■ **What is asked**
Report how many lines of the listing below include the word "的取值范围". Give nothing but the number.
* Start Information given *
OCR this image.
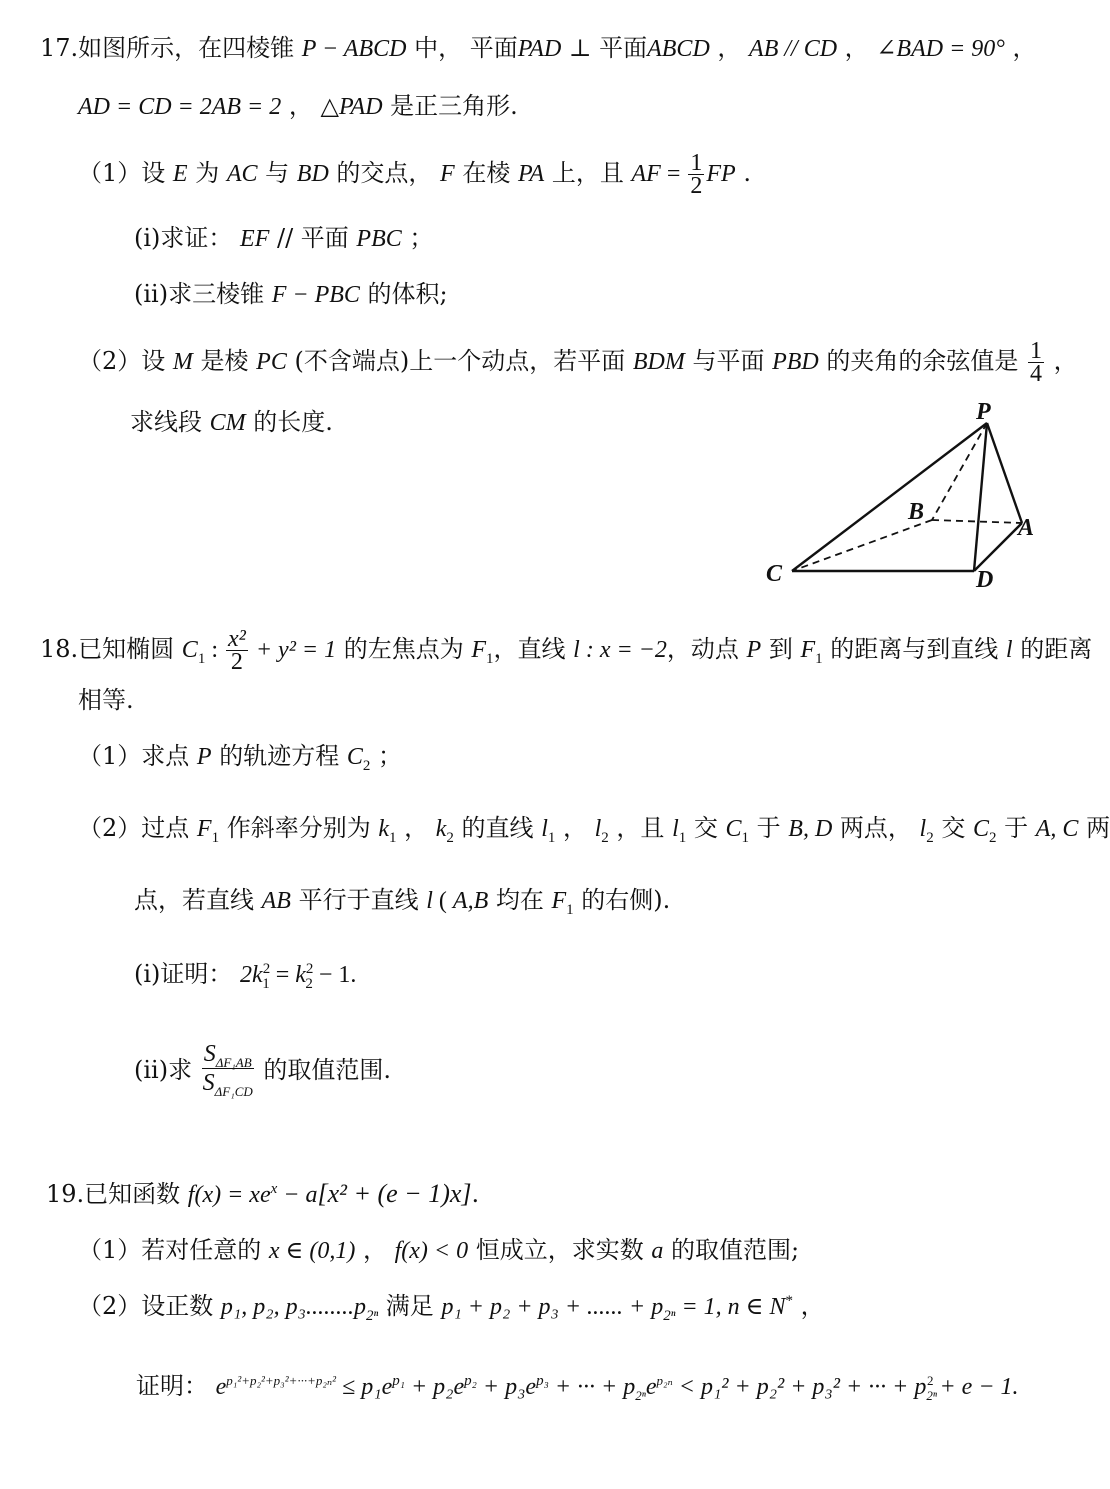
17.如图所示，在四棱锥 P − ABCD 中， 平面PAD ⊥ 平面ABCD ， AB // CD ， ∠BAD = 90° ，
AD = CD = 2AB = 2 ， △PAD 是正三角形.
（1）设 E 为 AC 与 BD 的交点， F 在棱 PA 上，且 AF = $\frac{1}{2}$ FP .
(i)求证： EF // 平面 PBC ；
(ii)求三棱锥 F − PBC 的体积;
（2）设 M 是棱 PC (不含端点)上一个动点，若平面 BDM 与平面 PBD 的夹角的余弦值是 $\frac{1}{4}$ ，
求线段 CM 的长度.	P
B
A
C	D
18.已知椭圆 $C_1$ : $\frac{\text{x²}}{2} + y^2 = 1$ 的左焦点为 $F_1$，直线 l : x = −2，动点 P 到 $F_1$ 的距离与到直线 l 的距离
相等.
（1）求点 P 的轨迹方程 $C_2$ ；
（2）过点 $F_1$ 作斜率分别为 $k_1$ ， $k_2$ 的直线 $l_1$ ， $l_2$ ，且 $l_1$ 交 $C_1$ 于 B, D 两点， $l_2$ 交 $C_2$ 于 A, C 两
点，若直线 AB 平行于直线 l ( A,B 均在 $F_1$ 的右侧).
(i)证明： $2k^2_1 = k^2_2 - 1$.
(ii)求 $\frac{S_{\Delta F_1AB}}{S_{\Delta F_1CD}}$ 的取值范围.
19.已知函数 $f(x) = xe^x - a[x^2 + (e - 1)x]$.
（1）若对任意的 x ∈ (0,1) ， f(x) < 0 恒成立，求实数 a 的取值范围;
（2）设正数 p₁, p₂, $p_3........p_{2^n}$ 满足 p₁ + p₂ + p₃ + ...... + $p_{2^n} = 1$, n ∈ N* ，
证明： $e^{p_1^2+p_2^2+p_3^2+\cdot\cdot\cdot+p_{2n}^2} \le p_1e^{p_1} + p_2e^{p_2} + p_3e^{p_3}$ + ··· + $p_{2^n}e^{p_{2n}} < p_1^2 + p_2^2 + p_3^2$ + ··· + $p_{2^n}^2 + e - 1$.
* End Information given *
■ **Complete response**
2